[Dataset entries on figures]
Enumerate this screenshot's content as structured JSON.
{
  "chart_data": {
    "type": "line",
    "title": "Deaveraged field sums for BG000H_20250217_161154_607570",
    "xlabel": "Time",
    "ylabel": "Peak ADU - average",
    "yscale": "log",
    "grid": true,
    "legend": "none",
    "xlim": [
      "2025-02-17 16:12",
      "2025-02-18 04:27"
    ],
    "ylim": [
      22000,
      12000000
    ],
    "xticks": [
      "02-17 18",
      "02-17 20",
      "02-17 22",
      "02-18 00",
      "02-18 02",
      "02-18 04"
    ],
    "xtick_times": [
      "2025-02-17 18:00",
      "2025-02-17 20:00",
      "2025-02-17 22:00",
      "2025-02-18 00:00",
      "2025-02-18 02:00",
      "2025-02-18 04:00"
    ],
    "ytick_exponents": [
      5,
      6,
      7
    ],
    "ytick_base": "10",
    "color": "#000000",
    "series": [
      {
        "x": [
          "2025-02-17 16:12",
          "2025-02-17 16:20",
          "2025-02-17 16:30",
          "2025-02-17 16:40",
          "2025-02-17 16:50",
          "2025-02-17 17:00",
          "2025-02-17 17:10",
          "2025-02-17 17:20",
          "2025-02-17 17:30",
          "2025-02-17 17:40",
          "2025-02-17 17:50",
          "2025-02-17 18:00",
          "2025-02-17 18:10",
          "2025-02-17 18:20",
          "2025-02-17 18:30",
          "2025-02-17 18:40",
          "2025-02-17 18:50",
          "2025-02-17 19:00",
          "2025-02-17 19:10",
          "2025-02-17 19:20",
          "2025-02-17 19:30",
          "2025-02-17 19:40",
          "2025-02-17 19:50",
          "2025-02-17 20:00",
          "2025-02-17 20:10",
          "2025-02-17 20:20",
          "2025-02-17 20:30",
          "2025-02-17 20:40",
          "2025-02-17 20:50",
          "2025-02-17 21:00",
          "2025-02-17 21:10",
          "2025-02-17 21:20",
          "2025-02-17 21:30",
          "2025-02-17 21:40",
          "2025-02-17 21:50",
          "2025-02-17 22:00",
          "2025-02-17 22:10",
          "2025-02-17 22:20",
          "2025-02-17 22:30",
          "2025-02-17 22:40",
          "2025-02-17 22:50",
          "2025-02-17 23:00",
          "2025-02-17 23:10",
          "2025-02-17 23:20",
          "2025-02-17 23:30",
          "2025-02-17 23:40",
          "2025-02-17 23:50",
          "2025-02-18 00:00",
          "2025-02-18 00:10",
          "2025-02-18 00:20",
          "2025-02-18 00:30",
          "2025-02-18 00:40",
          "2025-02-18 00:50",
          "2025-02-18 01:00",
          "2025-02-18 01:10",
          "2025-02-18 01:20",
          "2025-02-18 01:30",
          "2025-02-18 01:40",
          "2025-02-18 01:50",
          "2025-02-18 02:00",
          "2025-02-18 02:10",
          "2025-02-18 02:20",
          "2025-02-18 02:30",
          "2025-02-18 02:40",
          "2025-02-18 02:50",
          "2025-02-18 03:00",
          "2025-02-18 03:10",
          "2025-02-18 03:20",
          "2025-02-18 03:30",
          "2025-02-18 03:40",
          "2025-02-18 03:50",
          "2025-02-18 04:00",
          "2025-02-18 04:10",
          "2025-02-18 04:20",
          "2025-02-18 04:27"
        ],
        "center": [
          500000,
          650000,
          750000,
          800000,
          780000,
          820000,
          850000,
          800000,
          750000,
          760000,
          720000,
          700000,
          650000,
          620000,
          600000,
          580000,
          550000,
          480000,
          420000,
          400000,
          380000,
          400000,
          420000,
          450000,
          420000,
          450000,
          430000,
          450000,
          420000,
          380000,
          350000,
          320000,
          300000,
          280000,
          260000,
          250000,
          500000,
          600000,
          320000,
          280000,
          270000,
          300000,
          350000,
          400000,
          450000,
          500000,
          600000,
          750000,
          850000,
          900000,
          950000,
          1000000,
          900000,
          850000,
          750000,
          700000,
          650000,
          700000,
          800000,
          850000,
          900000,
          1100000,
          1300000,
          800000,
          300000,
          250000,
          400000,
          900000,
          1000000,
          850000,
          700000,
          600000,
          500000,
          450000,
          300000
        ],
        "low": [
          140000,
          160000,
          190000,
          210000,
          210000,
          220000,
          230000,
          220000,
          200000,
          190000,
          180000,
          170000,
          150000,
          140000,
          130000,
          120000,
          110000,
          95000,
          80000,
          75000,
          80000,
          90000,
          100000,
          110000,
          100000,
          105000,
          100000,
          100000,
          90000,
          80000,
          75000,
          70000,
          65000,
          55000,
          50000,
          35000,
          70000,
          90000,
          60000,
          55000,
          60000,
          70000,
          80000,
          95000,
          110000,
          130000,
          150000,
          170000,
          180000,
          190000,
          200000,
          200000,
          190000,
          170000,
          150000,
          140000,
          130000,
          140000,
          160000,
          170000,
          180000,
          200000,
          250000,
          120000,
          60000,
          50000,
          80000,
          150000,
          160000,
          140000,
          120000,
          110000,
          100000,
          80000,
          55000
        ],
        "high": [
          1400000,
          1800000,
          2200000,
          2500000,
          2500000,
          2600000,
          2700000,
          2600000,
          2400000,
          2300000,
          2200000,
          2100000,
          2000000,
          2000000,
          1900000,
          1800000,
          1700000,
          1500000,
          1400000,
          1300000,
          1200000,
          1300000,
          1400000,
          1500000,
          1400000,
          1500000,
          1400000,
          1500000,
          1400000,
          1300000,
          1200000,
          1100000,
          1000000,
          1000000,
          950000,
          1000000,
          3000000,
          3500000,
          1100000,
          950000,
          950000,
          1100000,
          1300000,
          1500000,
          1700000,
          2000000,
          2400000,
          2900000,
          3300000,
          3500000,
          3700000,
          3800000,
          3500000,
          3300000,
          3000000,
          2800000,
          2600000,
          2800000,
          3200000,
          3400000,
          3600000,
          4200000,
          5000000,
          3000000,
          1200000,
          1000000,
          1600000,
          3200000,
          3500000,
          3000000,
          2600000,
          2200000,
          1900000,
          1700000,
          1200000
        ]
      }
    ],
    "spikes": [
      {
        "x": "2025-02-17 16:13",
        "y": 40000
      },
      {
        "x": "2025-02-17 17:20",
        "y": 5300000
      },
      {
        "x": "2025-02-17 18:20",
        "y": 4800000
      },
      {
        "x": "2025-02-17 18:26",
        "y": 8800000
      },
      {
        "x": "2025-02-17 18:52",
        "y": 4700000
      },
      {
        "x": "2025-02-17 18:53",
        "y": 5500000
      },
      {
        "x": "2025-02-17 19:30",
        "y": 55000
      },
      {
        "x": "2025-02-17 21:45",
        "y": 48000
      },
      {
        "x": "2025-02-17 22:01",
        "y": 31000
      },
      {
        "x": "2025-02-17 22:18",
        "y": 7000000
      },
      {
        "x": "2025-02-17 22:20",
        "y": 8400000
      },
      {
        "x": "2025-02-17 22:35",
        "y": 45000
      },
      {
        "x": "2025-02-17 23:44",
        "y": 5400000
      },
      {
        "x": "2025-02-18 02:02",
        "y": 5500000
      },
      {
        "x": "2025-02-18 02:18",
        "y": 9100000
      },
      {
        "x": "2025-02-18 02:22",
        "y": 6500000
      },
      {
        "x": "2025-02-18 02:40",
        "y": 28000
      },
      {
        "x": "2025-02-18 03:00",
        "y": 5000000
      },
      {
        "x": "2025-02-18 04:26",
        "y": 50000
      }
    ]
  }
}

### WRITTEN EXERCISE
Extract all the material, leaving every line as it is.

### SOLUTION BELOW
Enumerate this screenshot's content as structured JSON.
{
  "chart_data": {
    "type": "line",
    "title": "Deaveraged field sums for BG000H_20250217_161154_607570",
    "xlabel": "Time",
    "ylabel": "Peak ADU - average",
    "yscale": "log",
    "grid": true,
    "legend": "none",
    "xlim": [
      "2025-02-17 16:12",
      "2025-02-18 04:27"
    ],
    "ylim": [
      22000,
      12000000
    ],
    "xticks": [
      "02-17 18",
      "02-17 20",
      "02-17 22",
      "02-18 00",
      "02-18 02",
      "02-18 04"
    ],
    "xtick_times": [
      "2025-02-17 18:00",
      "2025-02-17 20:00",
      "2025-02-17 22:00",
      "2025-02-18 00:00",
      "2025-02-18 02:00",
      "2025-02-18 04:00"
    ],
    "ytick_exponents": [
      5,
      6,
      7
    ],
    "ytick_base": "10",
    "color": "#000000",
    "series": [
      {
        "x": [
          "2025-02-17 16:12",
          "2025-02-17 16:20",
          "2025-02-17 16:30",
          "2025-02-17 16:40",
          "2025-02-17 16:50",
          "2025-02-17 17:00",
          "2025-02-17 17:10",
          "2025-02-17 17:20",
          "2025-02-17 17:30",
          "2025-02-17 17:40",
          "2025-02-17 17:50",
          "2025-02-17 18:00",
          "2025-02-17 18:10",
          "2025-02-17 18:20",
          "2025-02-17 18:30",
          "2025-02-17 18:40",
          "2025-02-17 18:50",
          "2025-02-17 19:00",
          "2025-02-17 19:10",
          "2025-02-17 19:20",
          "2025-02-17 19:30",
          "2025-02-17 19:40",
          "2025-02-17 19:50",
          "2025-02-17 20:00",
          "2025-02-17 20:10",
          "2025-02-17 20:20",
          "2025-02-17 20:30",
          "2025-02-17 20:40",
          "2025-02-17 20:50",
          "2025-02-17 21:00",
          "2025-02-17 21:10",
          "2025-02-17 21:20",
          "2025-02-17 21:30",
          "2025-02-17 21:40",
          "2025-02-17 21:50",
          "2025-02-17 22:00",
          "2025-02-17 22:10",
          "2025-02-17 22:20",
          "2025-02-17 22:30",
          "2025-02-17 22:40",
          "2025-02-17 22:50",
          "2025-02-17 23:00",
          "2025-02-17 23:10",
          "2025-02-17 23:20",
          "2025-02-17 23:30",
          "2025-02-17 23:40",
          "2025-02-17 23:50",
          "2025-02-18 00:00",
          "2025-02-18 00:10",
          "2025-02-18 00:20",
          "2025-02-18 00:30",
          "2025-02-18 00:40",
          "2025-02-18 00:50",
          "2025-02-18 01:00",
          "2025-02-18 01:10",
          "2025-02-18 01:20",
          "2025-02-18 01:30",
          "2025-02-18 01:40",
          "2025-02-18 01:50",
          "2025-02-18 02:00",
          "2025-02-18 02:10",
          "2025-02-18 02:20",
          "2025-02-18 02:30",
          "2025-02-18 02:40",
          "2025-02-18 02:50",
          "2025-02-18 03:00",
          "2025-02-18 03:10",
          "2025-02-18 03:20",
          "2025-02-18 03:30",
          "2025-02-18 03:40",
          "2025-02-18 03:50",
          "2025-02-18 04:00",
          "2025-02-18 04:10",
          "2025-02-18 04:20",
          "2025-02-18 04:27"
        ],
        "center": [
          500000,
          650000,
          750000,
          800000,
          780000,
          820000,
          850000,
          800000,
          750000,
          760000,
          720000,
          700000,
          650000,
          620000,
          600000,
          580000,
          550000,
          480000,
          420000,
          400000,
          380000,
          400000,
          420000,
          450000,
          420000,
          450000,
          430000,
          450000,
          420000,
          380000,
          350000,
          320000,
          300000,
          280000,
          260000,
          250000,
          500000,
          600000,
          320000,
          280000,
          270000,
          300000,
          350000,
          400000,
          450000,
          500000,
          600000,
          750000,
          850000,
          900000,
          950000,
          1000000,
          900000,
          850000,
          750000,
          700000,
          650000,
          700000,
          800000,
          850000,
          900000,
          1100000,
          1300000,
          800000,
          300000,
          250000,
          400000,
          900000,
          1000000,
          850000,
          700000,
          600000,
          500000,
          450000,
          300000
        ],
        "low": [
          140000,
          160000,
          190000,
          210000,
          210000,
          220000,
          230000,
          220000,
          200000,
          190000,
          180000,
          170000,
          150000,
          140000,
          130000,
          120000,
          110000,
          95000,
          80000,
          75000,
          80000,
          90000,
          100000,
          110000,
          100000,
          105000,
          100000,
          100000,
          90000,
          80000,
          75000,
          70000,
          65000,
          55000,
          50000,
          35000,
          70000,
          90000,
          60000,
          55000,
          60000,
          70000,
          80000,
          95000,
          110000,
          130000,
          150000,
          170000,
          180000,
          190000,
          200000,
          200000,
          190000,
          170000,
          150000,
          140000,
          130000,
          140000,
          160000,
          170000,
          180000,
          200000,
          250000,
          120000,
          60000,
          50000,
          80000,
          150000,
          160000,
          140000,
          120000,
          110000,
          100000,
          80000,
          55000
        ],
        "high": [
          1400000,
          1800000,
          2200000,
          2500000,
          2500000,
          2600000,
          2700000,
          2600000,
          2400000,
          2300000,
          2200000,
          2100000,
          2000000,
          2000000,
          1900000,
          1800000,
          1700000,
          1500000,
          1400000,
          1300000,
          1200000,
          1300000,
          1400000,
          1500000,
          1400000,
          1500000,
          1400000,
          1500000,
          1400000,
          1300000,
          1200000,
          1100000,
          1000000,
          1000000,
          950000,
          1000000,
          3000000,
          3500000,
          1100000,
          950000,
          950000,
          1100000,
          1300000,
          1500000,
          1700000,
          2000000,
          2400000,
          2900000,
          3300000,
          3500000,
          3700000,
          3800000,
          3500000,
          3300000,
          3000000,
          2800000,
          2600000,
          2800000,
          3200000,
          3400000,
          3600000,
          4200000,
          5000000,
          3000000,
          1200000,
          1000000,
          1600000,
          3200000,
          3500000,
          3000000,
          2600000,
          2200000,
          1900000,
          1700000,
          1200000
        ]
      }
    ],
    "spikes": [
      {
        "x": "2025-02-17 16:13",
        "y": 40000
      },
      {
        "x": "2025-02-17 17:20",
        "y": 5300000
      },
      {
        "x": "2025-02-17 18:20",
        "y": 4800000
      },
      {
        "x": "2025-02-17 18:26",
        "y": 8800000
      },
      {
        "x": "2025-02-17 18:52",
        "y": 4700000
      },
      {
        "x": "2025-02-17 18:53",
        "y": 5500000
      },
      {
        "x": "2025-02-17 19:30",
        "y": 55000
      },
      {
        "x": "2025-02-17 21:45",
        "y": 48000
      },
      {
        "x": "2025-02-17 22:01",
        "y": 31000
      },
      {
        "x": "2025-02-17 22:18",
        "y": 7000000
      },
      {
        "x": "2025-02-17 22:20",
        "y": 8400000
      },
      {
        "x": "2025-02-17 22:35",
        "y": 45000
      },
      {
        "x": "2025-02-17 23:44",
        "y": 5400000
      },
      {
        "x": "2025-02-18 02:02",
        "y": 5500000
      },
      {
        "x": "2025-02-18 02:18",
        "y": 9100000
      },
      {
        "x": "2025-02-18 02:22",
        "y": 6500000
      },
      {
        "x": "2025-02-18 02:40",
        "y": 28000
      },
      {
        "x": "2025-02-18 03:00",
        "y": 5000000
      },
      {
        "x": "2025-02-18 04:26",
        "y": 50000
      }
    ]
  }
}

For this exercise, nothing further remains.